## YOUR TASK
Copy out the lines that have "kommun" in them.

## GIVEN INFORMATION
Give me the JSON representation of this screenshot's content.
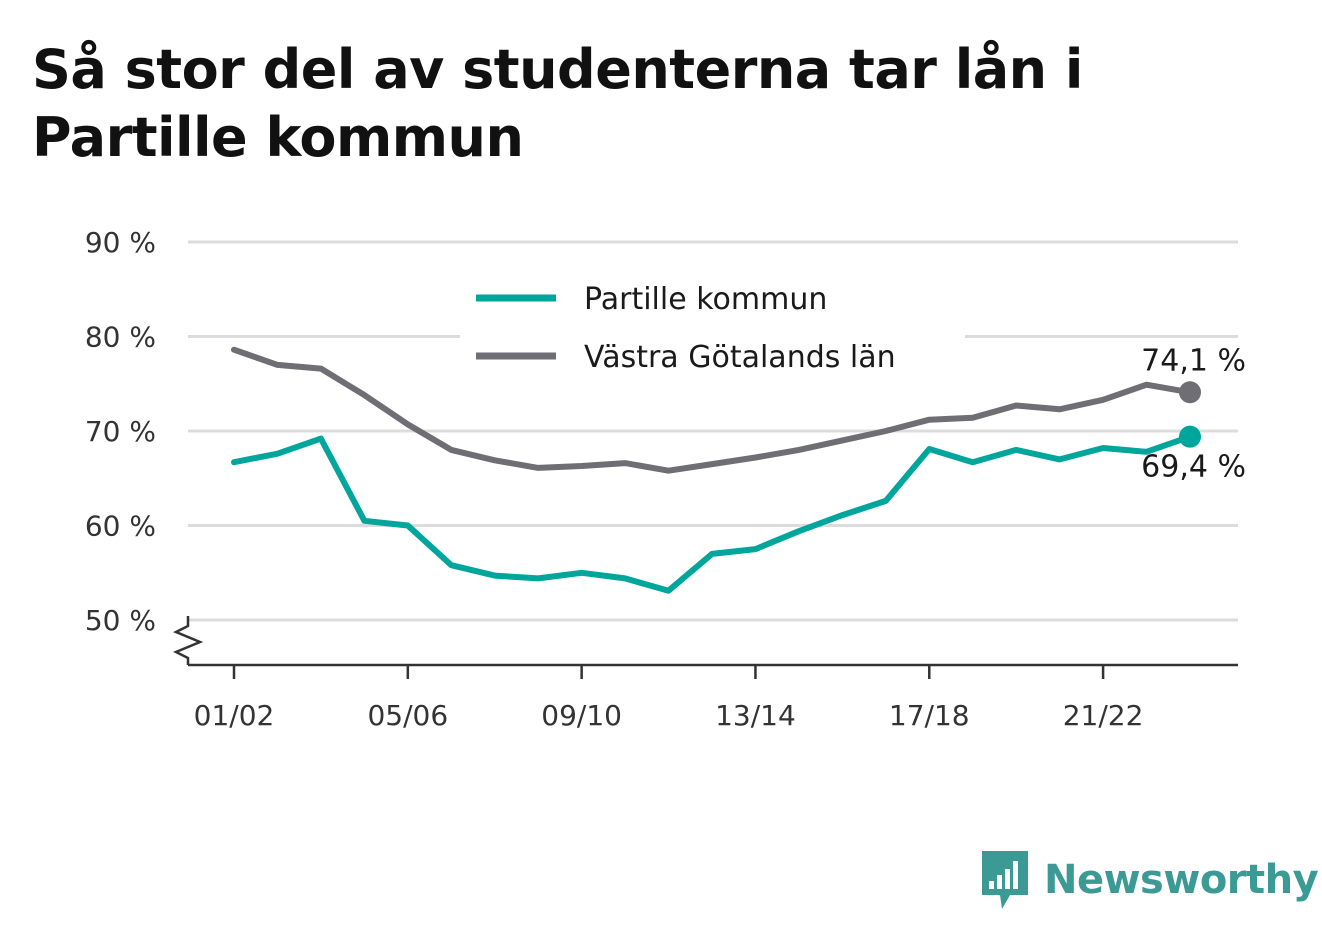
{
  "title": "Så stor del av studenterna tar lån i Partille kommun",
  "brand": {
    "name": "Newsworthy",
    "icon": "newsworthy-logo-icon",
    "color": "#3b9a94"
  },
  "chart_data": {
    "type": "line",
    "x": [
      "01/02",
      "02/03",
      "03/04",
      "04/05",
      "05/06",
      "06/07",
      "07/08",
      "08/09",
      "09/10",
      "10/11",
      "11/12",
      "12/13",
      "13/14",
      "14/15",
      "15/16",
      "16/17",
      "17/18",
      "18/19",
      "19/20",
      "20/21",
      "21/22",
      "22/23",
      "23/24"
    ],
    "x_tick_labels": [
      "01/02",
      "05/06",
      "09/10",
      "13/14",
      "17/18",
      "21/22"
    ],
    "y_ticks": [
      50,
      60,
      70,
      80,
      90
    ],
    "y_tick_labels": [
      "50 %",
      "60 %",
      "70 %",
      "80 %",
      "90 %"
    ],
    "ylim": [
      45,
      90
    ],
    "axis_break": true,
    "grid": true,
    "legend_position": "top-center",
    "series": [
      {
        "name": "Partille kommun",
        "color": "#00a69c",
        "values": [
          66.7,
          67.6,
          69.2,
          60.5,
          60.0,
          55.8,
          54.7,
          54.4,
          55.0,
          54.4,
          53.1,
          57.0,
          57.5,
          59.4,
          61.1,
          62.6,
          68.1,
          66.7,
          68.0,
          67.0,
          68.2,
          67.8,
          69.4
        ],
        "end_label": "69,4 %"
      },
      {
        "name": "Västra Götalands län",
        "color": "#6e6e74",
        "values": [
          78.6,
          77.0,
          76.6,
          73.8,
          70.7,
          68.0,
          66.9,
          66.1,
          66.3,
          66.6,
          65.8,
          66.5,
          67.2,
          68.0,
          69.0,
          70.0,
          71.2,
          71.4,
          72.7,
          72.3,
          73.3,
          74.9,
          74.1
        ],
        "end_label": "74,1 %"
      }
    ]
  }
}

## COMPLETED EXERCISE
  "title": "Så stor del av studenterna tar lån i Partille kommun",
        "name": "Partille kommun",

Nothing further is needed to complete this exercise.